Request: Look through the material below and give the number of lines holding "this", with no other words.

Data excerpts:
= = = =

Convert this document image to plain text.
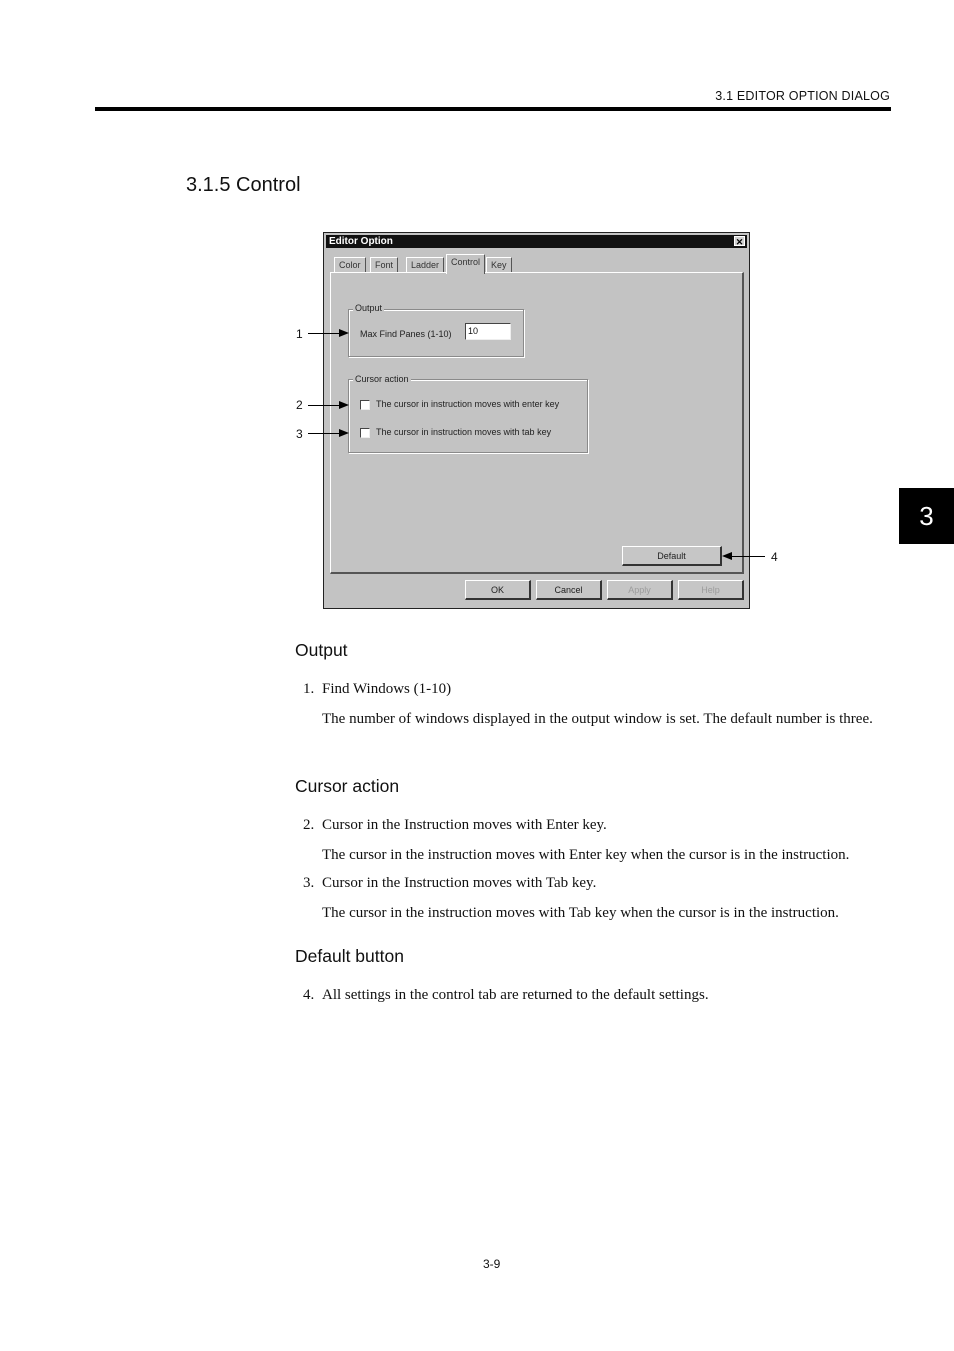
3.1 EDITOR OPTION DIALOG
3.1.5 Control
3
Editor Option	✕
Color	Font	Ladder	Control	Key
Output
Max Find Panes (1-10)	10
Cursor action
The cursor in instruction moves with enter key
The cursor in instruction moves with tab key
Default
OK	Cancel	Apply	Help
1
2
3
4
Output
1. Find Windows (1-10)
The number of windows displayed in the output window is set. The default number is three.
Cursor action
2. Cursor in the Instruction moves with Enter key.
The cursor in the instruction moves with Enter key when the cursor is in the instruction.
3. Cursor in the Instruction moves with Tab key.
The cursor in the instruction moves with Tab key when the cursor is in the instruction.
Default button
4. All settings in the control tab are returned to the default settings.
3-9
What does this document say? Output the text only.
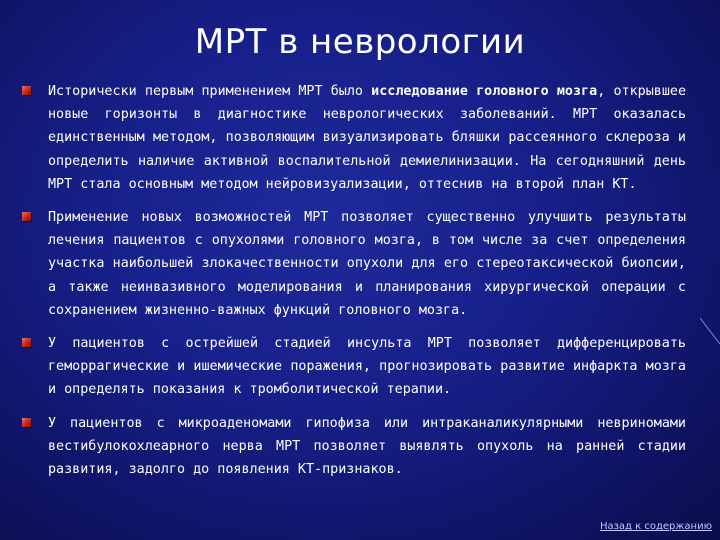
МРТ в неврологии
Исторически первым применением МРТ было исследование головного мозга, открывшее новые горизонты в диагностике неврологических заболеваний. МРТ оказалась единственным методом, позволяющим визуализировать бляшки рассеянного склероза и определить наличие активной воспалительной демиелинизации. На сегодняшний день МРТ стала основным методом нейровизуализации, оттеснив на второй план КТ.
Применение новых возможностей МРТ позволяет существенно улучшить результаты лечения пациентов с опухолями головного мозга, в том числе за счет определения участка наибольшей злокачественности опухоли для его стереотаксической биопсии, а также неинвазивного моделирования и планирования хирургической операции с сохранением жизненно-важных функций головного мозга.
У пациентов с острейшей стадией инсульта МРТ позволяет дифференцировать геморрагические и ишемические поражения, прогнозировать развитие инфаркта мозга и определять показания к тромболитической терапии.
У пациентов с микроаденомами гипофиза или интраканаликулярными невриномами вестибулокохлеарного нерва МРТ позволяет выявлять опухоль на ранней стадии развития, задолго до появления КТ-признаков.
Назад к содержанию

= = = =

Finished exercise: 2